→ **Given passage**
++++++++++

Yves Jégo (; born 17 April 1961) is a French former politician.  He was député for the third constituency of Seine-et-Marne in the National Assembly from 2002 to 2018, Mayor of Montereau-Fault-Yonne since 1995, and president of the Communauté de communes des Deux Fleuves.

He was the general delegate of the Union of Democrats and Independents, from the party's creation in October 2012. He was also vice president of the Radical Party. Jégo was the spokesman for the Union for a Popular Movement, when that party was ruling.  He is also founder and president of a local party Mieux Vivre Ensemble (MVE), formerly known as Mouvement des Seine-et-Marnais (MdSM). 

Jégo was appointed Secretary of State for Overseas in the government of François Fillon on 18 March 2008. He was therefore the Minister in charge of French Oversea territories during the 2009 French Caribbean protests and general strikes against high living costs and particularly the costs of food and fuel.  As he undertook the dismantling of monopolies, his role was the subject of controversy. He was replaced by Marie-Luce Penchard on 23 June 2009 and was not given another portfolio.

He announced in June 2018 that he would retire from politics and as a deputy in mid-July 2018. As of early 2023, he is the executive director (Délégué Général) of the Avec financial group, which is under investigation for alleged illegal asset stripping.

Political career

Governmental functions

Secretary of State for Overseas: 2008–2009.

Electoral mandates

While most members of the French parliament are also mayors or general (department) or regional councillor, Jégo is one of the few to cumulate three elected offices.

1. National Assembly of France

Member of the National Assembly of France for Seine-et-Marne (3rd constituency): 2002-2008 (Became secretary of State in 2008) / Again from 2009 to 2018. Elected in 2002, reelected in 2007 and 2012.

++++++++++

→ **Extracted information**
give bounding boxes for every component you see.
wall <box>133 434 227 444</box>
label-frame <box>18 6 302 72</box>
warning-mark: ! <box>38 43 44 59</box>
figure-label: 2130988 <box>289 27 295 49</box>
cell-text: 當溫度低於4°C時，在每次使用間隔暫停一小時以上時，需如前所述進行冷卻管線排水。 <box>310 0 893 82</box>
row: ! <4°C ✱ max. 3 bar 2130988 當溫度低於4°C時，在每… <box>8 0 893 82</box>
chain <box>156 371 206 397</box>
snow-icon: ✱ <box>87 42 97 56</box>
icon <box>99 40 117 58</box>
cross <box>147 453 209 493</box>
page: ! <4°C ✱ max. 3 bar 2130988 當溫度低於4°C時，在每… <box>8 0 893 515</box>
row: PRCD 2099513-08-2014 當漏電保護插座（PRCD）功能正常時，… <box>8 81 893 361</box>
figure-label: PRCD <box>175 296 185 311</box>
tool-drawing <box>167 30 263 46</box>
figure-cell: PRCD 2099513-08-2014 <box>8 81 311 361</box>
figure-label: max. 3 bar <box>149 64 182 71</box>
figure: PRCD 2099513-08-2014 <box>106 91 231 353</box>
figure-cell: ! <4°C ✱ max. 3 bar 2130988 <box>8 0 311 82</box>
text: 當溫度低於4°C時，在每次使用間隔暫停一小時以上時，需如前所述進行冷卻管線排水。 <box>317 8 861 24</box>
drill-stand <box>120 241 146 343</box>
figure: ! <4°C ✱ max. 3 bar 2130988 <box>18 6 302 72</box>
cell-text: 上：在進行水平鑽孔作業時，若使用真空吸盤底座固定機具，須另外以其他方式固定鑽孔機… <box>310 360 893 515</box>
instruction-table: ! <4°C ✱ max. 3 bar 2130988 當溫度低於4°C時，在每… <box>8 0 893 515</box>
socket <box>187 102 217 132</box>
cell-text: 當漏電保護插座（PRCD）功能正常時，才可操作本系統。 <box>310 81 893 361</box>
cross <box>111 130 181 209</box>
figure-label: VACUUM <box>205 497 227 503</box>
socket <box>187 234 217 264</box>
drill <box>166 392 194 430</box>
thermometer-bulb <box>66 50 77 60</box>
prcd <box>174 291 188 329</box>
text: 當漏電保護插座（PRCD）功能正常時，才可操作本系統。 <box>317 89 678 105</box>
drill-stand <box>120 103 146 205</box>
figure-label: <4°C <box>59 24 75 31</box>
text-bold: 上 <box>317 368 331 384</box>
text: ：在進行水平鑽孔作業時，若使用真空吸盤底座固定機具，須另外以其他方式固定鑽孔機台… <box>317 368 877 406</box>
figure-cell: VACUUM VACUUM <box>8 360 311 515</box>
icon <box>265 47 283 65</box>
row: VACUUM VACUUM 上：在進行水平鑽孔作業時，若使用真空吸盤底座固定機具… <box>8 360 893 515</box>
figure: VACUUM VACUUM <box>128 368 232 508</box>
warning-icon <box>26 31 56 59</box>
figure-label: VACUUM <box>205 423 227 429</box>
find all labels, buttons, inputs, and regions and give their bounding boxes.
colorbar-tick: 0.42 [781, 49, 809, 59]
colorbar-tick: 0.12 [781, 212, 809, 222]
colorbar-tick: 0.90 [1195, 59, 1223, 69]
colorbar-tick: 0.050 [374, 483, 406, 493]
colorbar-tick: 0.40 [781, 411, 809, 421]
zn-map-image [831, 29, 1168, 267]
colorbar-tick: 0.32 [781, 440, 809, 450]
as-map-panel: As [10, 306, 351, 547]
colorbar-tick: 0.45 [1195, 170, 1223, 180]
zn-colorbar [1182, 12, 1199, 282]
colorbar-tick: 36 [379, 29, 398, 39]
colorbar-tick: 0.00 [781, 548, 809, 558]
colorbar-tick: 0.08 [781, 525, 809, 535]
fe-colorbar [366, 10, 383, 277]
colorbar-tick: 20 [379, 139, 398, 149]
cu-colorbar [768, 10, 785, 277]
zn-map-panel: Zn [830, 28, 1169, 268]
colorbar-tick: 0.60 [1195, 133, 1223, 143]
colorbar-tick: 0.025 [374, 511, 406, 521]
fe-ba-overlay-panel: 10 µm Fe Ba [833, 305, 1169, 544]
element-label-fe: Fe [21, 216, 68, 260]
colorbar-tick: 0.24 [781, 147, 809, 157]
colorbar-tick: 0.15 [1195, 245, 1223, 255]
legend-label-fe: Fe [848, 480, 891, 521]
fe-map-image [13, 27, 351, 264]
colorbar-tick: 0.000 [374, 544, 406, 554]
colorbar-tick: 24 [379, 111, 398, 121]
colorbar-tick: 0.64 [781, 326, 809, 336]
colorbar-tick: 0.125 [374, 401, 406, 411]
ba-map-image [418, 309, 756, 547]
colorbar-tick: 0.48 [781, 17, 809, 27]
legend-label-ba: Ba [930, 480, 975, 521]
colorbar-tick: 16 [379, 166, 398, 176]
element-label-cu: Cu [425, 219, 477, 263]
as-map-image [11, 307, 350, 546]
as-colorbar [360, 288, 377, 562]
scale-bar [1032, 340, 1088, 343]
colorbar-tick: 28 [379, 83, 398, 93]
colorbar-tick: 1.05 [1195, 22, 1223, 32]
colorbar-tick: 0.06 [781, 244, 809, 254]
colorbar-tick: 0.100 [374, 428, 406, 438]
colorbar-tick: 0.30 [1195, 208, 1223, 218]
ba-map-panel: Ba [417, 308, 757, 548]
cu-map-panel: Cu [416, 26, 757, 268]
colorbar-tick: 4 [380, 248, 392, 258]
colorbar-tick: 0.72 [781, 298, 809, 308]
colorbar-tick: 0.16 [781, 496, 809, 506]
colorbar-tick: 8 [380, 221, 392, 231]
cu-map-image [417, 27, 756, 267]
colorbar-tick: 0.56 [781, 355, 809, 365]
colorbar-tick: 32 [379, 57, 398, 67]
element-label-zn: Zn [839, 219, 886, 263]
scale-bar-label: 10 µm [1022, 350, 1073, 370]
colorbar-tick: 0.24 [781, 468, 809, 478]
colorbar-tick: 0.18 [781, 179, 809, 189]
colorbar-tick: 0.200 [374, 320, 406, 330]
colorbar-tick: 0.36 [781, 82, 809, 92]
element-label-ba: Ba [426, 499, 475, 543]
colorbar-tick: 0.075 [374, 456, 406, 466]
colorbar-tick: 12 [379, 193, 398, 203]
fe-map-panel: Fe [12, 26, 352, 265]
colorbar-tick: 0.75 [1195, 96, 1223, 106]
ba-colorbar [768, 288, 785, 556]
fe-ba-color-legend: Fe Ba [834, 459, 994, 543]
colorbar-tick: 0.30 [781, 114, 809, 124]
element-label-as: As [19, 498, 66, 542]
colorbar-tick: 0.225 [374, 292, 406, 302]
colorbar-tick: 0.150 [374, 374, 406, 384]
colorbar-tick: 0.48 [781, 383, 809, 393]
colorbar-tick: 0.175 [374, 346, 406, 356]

++++++++++

→ **Goal A**
List every political party named in the Yves Jégo biography.
→ **Goal B**
Extend the Yves Jégo biography past its final line.
The records play no part in this work.

→ **Exercise response A**
- Union of Democrats and Independents
- Radical Party
- Union for a Popular Movement
- Mieux Vivre Ensemble (MVE), formerly known as Mouvement des Seine-et-Marnais (MdSM)

→ **Exercise response B**
2. Municipal Council

Municipal councillor of Montereau-Fault-Yonne: Since 1989. Reelected in 1995, 2001, 2008.
Mayor of Montereau-Fault-Yonne: Since 1995. Reelected in 2001, 2008.

3. Community of communes Council

President of the Communauté de communes des Deux Fleuves: Since 2003. Reelected in 2008.

Regional Council

 Jégo has also been Regional councillor of Île-de-France: from March 2010 to his resignation in July 2011.

Accumulation of electoral mandates

According to French law against accumulation of electoral mandates, Jégo should have resigned from one of the three first mandates in this list before 21 April 2010. But giving as a pretext a legal complaint from the Front National's candidates, he still held the three of them, plus his local mandate of president of the « communauté de communes des deux fleuves » (CC2F) until his resignation from the Regional Council in July 2011.

In September 2011, Yves Jégo failed to become a member of the Senate of France.
In June 2012, he was re elected as a member of the National Assembly.

Voluntary associations
Yves Jégo is involved in a number of voluntary associations.
Co-founder and president of the multi-partisan association Entreprendre Villes et quartiers, devoted to the promotion of the French Zones Franches Urbaines (Urban Free Trade Zones) since 1996.
Founder and president since 2001 of the association la Seine en partage, devoted to the economical and cultural promotion of the Seine river.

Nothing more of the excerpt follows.